**EXCERPTED DATA**:
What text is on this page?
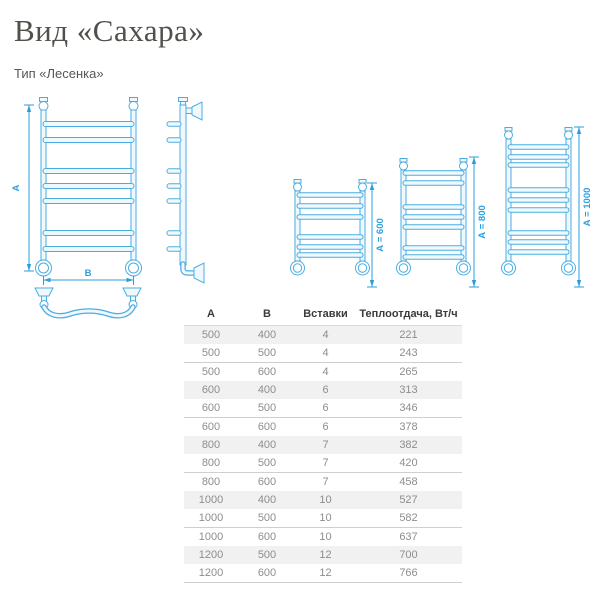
Вид «Сахара»
Тип «Лесенка»
А
В
А = 600	А = 800	А = 1000
А	В	Вставки	Теплоотдача, Вт/ч
500	400	4	221
500	500	4	243
500	600	4	265
600	400	6	313
600	500	6	346
600	600	6	378
800	400	7	382
800	500	7	420
800	600	7	458
1000	400	10	527
1000	500	10	582
1000	600	10	637
1200	500	12	700
1200	600	12	766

**GOAL**:
Using the material above, return every line exactly as it appears, minus the pictures.

**RESPONSE BELOW**:
What text is on this page?
Вид «Сахара»
Тип «Лесенка»
А
В
А = 600	А = 800	А = 1000
А	В	Вставки	Теплоотдача, Вт/ч
500	400	4	221
500	500	4	243
500	600	4	265
600	400	6	313
600	500	6	346
600	600	6	378
800	400	7	382
800	500	7	420
800	600	7	458
1000	400	10	527
1000	500	10	582
1000	600	10	637
1200	500	12	700
1200	600	12	766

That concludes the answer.